- _WHAT TO WORK ON_
Copy everything in the data below exactly except the pictures.

Records from a collection
>> BEGIN
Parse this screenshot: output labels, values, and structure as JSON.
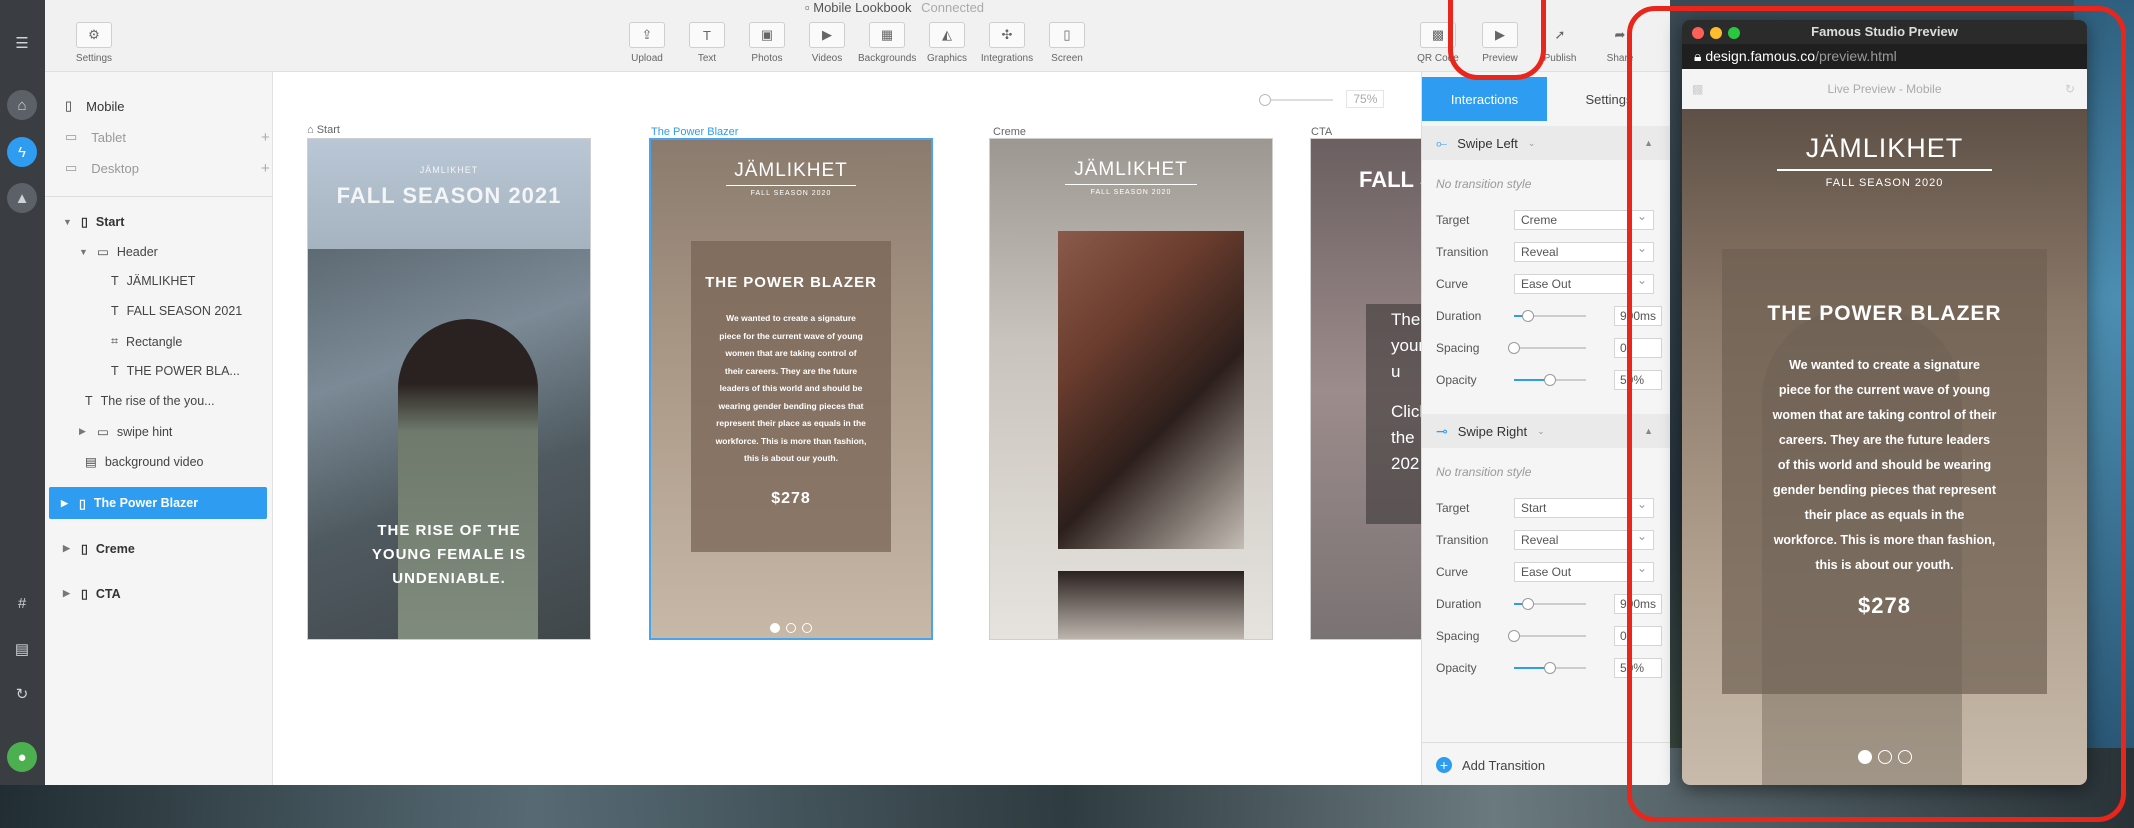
{
  "app": {
    "doc_title": "Mobile Lookbook",
    "status": "Connected",
    "settings_label": "Settings"
  },
  "toolbar": {
    "upload": "Upload",
    "text": "Text",
    "photos": "Photos",
    "videos": "Videos",
    "backgrounds": "Backgrounds",
    "graphics": "Graphics",
    "integrations": "Integrations",
    "screen": "Screen",
    "qr_code": "QR Code",
    "preview": "Preview",
    "publish": "Publish",
    "share": "Share"
  },
  "sidebar": {
    "devices": [
      "Mobile",
      "Tablet",
      "Desktop"
    ],
    "tree": {
      "start": "Start",
      "header": "Header",
      "jamlikhet": "JÄMLIKHET",
      "fall_season": "FALL SEASON 2021",
      "rectangle": "Rectangle",
      "power_bla": "THE POWER BLA...",
      "rise": "The rise of the you...",
      "swipe_hint": "swipe hint",
      "background_video": "background video",
      "power_blazer": "The Power Blazer",
      "creme": "Creme",
      "cta": "CTA"
    }
  },
  "canvas": {
    "zoom": "75%",
    "frame_labels": [
      "Start",
      "The Power Blazer",
      "Creme",
      "CTA"
    ],
    "start": {
      "brand": "JÄMLIKHET",
      "season": "FALL SEASON 2021",
      "headline": "THE RISE OF THE YOUNG FEMALE IS UNDENIABLE."
    },
    "power": {
      "brand": "JÄMLIKHET",
      "season": "FALL SEASON 2020",
      "headline": "THE POWER BLAZER",
      "body": "We wanted to create a signature piece for the current wave of young women that are taking control of their careers. They are the future leaders of this world and should be wearing gender bending pieces that represent their place as equals in the workforce. This is more than fashion, this is about our youth.",
      "price": "$278"
    },
    "creme": {
      "brand": "JÄMLIKHET",
      "season": "FALL SEASON 2020"
    },
    "cta": {
      "title": "FALL S",
      "lines": [
        "The",
        "your",
        "u",
        "Click",
        "the",
        "202"
      ]
    }
  },
  "interactions": {
    "tabs": [
      "Interactions",
      "Settings"
    ],
    "swipe_left": {
      "title": "Swipe Left",
      "note": "No transition style",
      "target": "Creme",
      "transition": "Reveal",
      "curve": "Ease Out",
      "duration": "900ms",
      "spacing": "0",
      "opacity": "50%",
      "duration_level": 0.2,
      "spacing_level": 0.0,
      "opacity_level": 0.5
    },
    "swipe_right": {
      "title": "Swipe Right",
      "note": "No transition style",
      "target": "Start",
      "transition": "Reveal",
      "curve": "Ease Out",
      "duration": "900ms",
      "spacing": "0",
      "opacity": "50%",
      "duration_level": 0.2,
      "spacing_level": 0.0,
      "opacity_level": 0.5
    },
    "labels": {
      "target": "Target",
      "transition": "Transition",
      "curve": "Curve",
      "duration": "Duration",
      "spacing": "Spacing",
      "opacity": "Opacity"
    },
    "add_transition": "Add Transition"
  },
  "preview": {
    "window_title": "Famous Studio Preview",
    "url_host": "design.famous.co",
    "url_path": "/preview.html",
    "header": "Live Preview - Mobile",
    "brand": "JÄMLIKHET",
    "season": "FALL SEASON 2020",
    "headline": "THE POWER BLAZER",
    "body": "We wanted to create a signature piece for the current wave of young women that are taking control of their careers. They are the future leaders of this world and should be wearing gender bending pieces that represent their place as equals in the workforce. This is more than fashion, this is about our youth.",
    "price": "$278"
  },
  "colors": {
    "accent": "#2e9cf0",
    "highlight": "#e8261c",
    "rail": "#3a3d42"
  }
}
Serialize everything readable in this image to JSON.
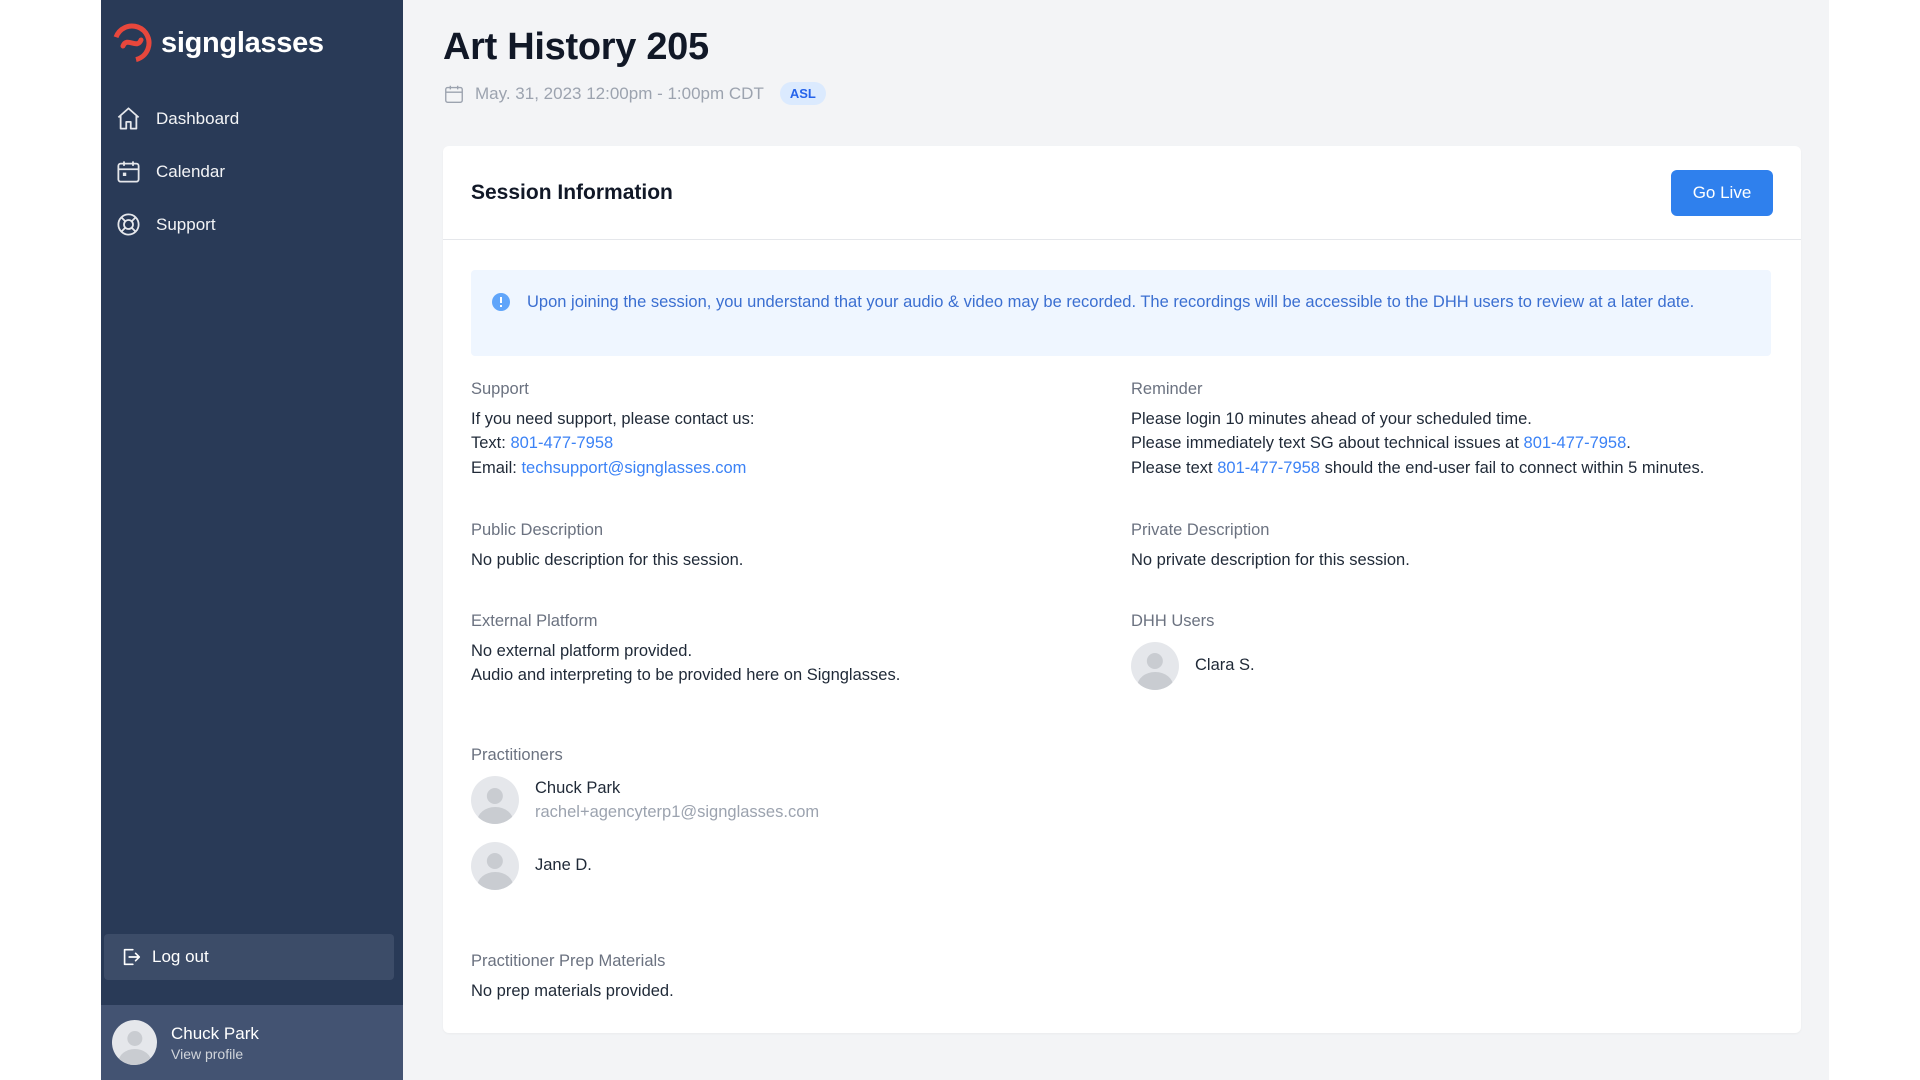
{
  "app": {
    "name": "signglasses",
    "brand_color": "#e8473c",
    "sidebar_color": "#293a57",
    "accent": "#2f80ed"
  },
  "sidebar": {
    "items": [
      {
        "label": "Dashboard",
        "icon": "home-icon"
      },
      {
        "label": "Calendar",
        "icon": "calendar-icon"
      },
      {
        "label": "Support",
        "icon": "lifebuoy-icon"
      }
    ],
    "logout_label": "Log out",
    "profile": {
      "name": "Chuck Park",
      "sub": "View profile"
    }
  },
  "page": {
    "title": "Art History 205",
    "datetime": "May. 31, 2023 12:00pm - 1:00pm CDT",
    "language_badge": "ASL"
  },
  "card": {
    "title": "Session Information",
    "go_live_label": "Go Live",
    "alert": "Upon joining the session, you understand that your audio & video may be recorded. The recordings will be accessible to the DHH users to review at a later date.",
    "support": {
      "label": "Support",
      "intro": "If you need support, please contact us:",
      "text_prefix": "Text: ",
      "phone": "801-477-7958",
      "email_prefix": "Email: ",
      "email": "techsupport@signglasses.com"
    },
    "reminder": {
      "label": "Reminder",
      "line1": "Please login 10 minutes ahead of your scheduled time.",
      "line2_prefix": "Please immediately text SG about technical issues at ",
      "line2_phone": "801-477-7958",
      "line2_suffix": ".",
      "line3_prefix": "Please text ",
      "line3_phone": "801-477-7958",
      "line3_suffix": " should the end-user fail to connect within 5 minutes."
    },
    "public_description": {
      "label": "Public Description",
      "text": "No public description for this session."
    },
    "private_description": {
      "label": "Private Description",
      "text": "No private description for this session."
    },
    "external_platform": {
      "label": "External Platform",
      "line1": "No external platform provided.",
      "line2": "Audio and interpreting to be provided here on Signglasses."
    },
    "dhh_users": {
      "label": "DHH Users",
      "users": [
        {
          "name": "Clara S."
        }
      ]
    },
    "practitioners": {
      "label": "Practitioners",
      "items": [
        {
          "name": "Chuck Park",
          "email": "rachel+agencyterp1@signglasses.com"
        },
        {
          "name": "Jane D."
        }
      ]
    },
    "prep_materials": {
      "label": "Practitioner Prep Materials",
      "text": "No prep materials provided."
    }
  }
}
>> END
- _TASK OUTPUT_
Parse this screenshot: output labels, values, and structure as JSON.
{
  "app": {
    "doc_title": "Mobile Lookbook",
    "status": "Connected",
    "settings_label": "Settings"
  },
  "toolbar": {
    "upload": "Upload",
    "text": "Text",
    "photos": "Photos",
    "videos": "Videos",
    "backgrounds": "Backgrounds",
    "graphics": "Graphics",
    "integrations": "Integrations",
    "screen": "Screen",
    "qr_code": "QR Code",
    "preview": "Preview",
    "publish": "Publish",
    "share": "Share"
  },
  "sidebar": {
    "devices": [
      "Mobile",
      "Tablet",
      "Desktop"
    ],
    "tree": {
      "start": "Start",
      "header": "Header",
      "jamlikhet": "JÄMLIKHET",
      "fall_season": "FALL SEASON 2021",
      "rectangle": "Rectangle",
      "power_bla": "THE POWER BLA...",
      "rise": "The rise of the you...",
      "swipe_hint": "swipe hint",
      "background_video": "background video",
      "power_blazer": "The Power Blazer",
      "creme": "Creme",
      "cta": "CTA"
    }
  },
  "canvas": {
    "zoom": "75%",
    "frame_labels": [
      "Start",
      "The Power Blazer",
      "Creme",
      "CTA"
    ],
    "start": {
      "brand": "JÄMLIKHET",
      "season": "FALL SEASON 2021",
      "headline": "THE RISE OF THE YOUNG FEMALE IS UNDENIABLE."
    },
    "power": {
      "brand": "JÄMLIKHET",
      "season": "FALL SEASON 2020",
      "headline": "THE POWER BLAZER",
      "body": "We wanted to create a signature piece for the current wave of young women that are taking control of their careers. They are the future leaders of this world and should be wearing gender bending pieces that represent their place as equals in the workforce. This is more than fashion, this is about our youth.",
      "price": "$278"
    },
    "creme": {
      "brand": "JÄMLIKHET",
      "season": "FALL SEASON 2020"
    },
    "cta": {
      "title": "FALL S",
      "lines": [
        "The",
        "your",
        "u",
        "Click",
        "the",
        "202"
      ]
    }
  },
  "interactions": {
    "tabs": [
      "Interactions",
      "Settings"
    ],
    "swipe_left": {
      "title": "Swipe Left",
      "note": "No transition style",
      "target": "Creme",
      "transition": "Reveal",
      "curve": "Ease Out",
      "duration": "900ms",
      "spacing": "0",
      "opacity": "50%",
      "duration_level": 0.2,
      "spacing_level": 0.0,
      "opacity_level": 0.5
    },
    "swipe_right": {
      "title": "Swipe Right",
      "note": "No transition style",
      "target": "Start",
      "transition": "Reveal",
      "curve": "Ease Out",
      "duration": "900ms",
      "spacing": "0",
      "opacity": "50%",
      "duration_level": 0.2,
      "spacing_level": 0.0,
      "opacity_level": 0.5
    },
    "labels": {
      "target": "Target",
      "transition": "Transition",
      "curve": "Curve",
      "duration": "Duration",
      "spacing": "Spacing",
      "opacity": "Opacity"
    },
    "add_transition": "Add Transition"
  },
  "preview": {
    "window_title": "Famous Studio Preview",
    "url_host": "design.famous.co",
    "url_path": "/preview.html",
    "header": "Live Preview - Mobile",
    "brand": "JÄMLIKHET",
    "season": "FALL SEASON 2020",
    "headline": "THE POWER BLAZER",
    "body": "We wanted to create a signature piece for the current wave of young women that are taking control of their careers. They are the future leaders of this world and should be wearing gender bending pieces that represent their place as equals in the workforce. This is more than fashion, this is about our youth.",
    "price": "$278"
  },
  "colors": {
    "accent": "#2e9cf0",
    "highlight": "#e8261c",
    "rail": "#3a3d42"
  }
}
Serialize everything readable in this image to JSON.
{
  "app": {
    "name": "signglasses",
    "brand_color": "#e8473c",
    "sidebar_color": "#293a57",
    "accent": "#2f80ed"
  },
  "sidebar": {
    "items": [
      {
        "label": "Dashboard",
        "icon": "home-icon"
      },
      {
        "label": "Calendar",
        "icon": "calendar-icon"
      },
      {
        "label": "Support",
        "icon": "lifebuoy-icon"
      }
    ],
    "logout_label": "Log out",
    "profile": {
      "name": "Chuck Park",
      "sub": "View profile"
    }
  },
  "page": {
    "title": "Art History 205",
    "datetime": "May. 31, 2023 12:00pm - 1:00pm CDT",
    "language_badge": "ASL"
  },
  "card": {
    "title": "Session Information",
    "go_live_label": "Go Live",
    "alert": "Upon joining the session, you understand that your audio & video may be recorded. The recordings will be accessible to the DHH users to review at a later date.",
    "support": {
      "label": "Support",
      "intro": "If you need support, please contact us:",
      "text_prefix": "Text: ",
      "phone": "801-477-7958",
      "email_prefix": "Email: ",
      "email": "techsupport@signglasses.com"
    },
    "reminder": {
      "label": "Reminder",
      "line1": "Please login 10 minutes ahead of your scheduled time.",
      "line2_prefix": "Please immediately text SG about technical issues at ",
      "line2_phone": "801-477-7958",
      "line2_suffix": ".",
      "line3_prefix": "Please text ",
      "line3_phone": "801-477-7958",
      "line3_suffix": " should the end-user fail to connect within 5 minutes."
    },
    "public_description": {
      "label": "Public Description",
      "text": "No public description for this session."
    },
    "private_description": {
      "label": "Private Description",
      "text": "No private description for this session."
    },
    "external_platform": {
      "label": "External Platform",
      "line1": "No external platform provided.",
      "line2": "Audio and interpreting to be provided here on Signglasses."
    },
    "dhh_users": {
      "label": "DHH Users",
      "users": [
        {
          "name": "Clara S."
        }
      ]
    },
    "practitioners": {
      "label": "Practitioners",
      "items": [
        {
          "name": "Chuck Park",
          "email": "rachel+agencyterp1@signglasses.com"
        },
        {
          "name": "Jane D."
        }
      ]
    },
    "prep_materials": {
      "label": "Practitioner Prep Materials",
      "text": "No prep materials provided."
    }
  }
}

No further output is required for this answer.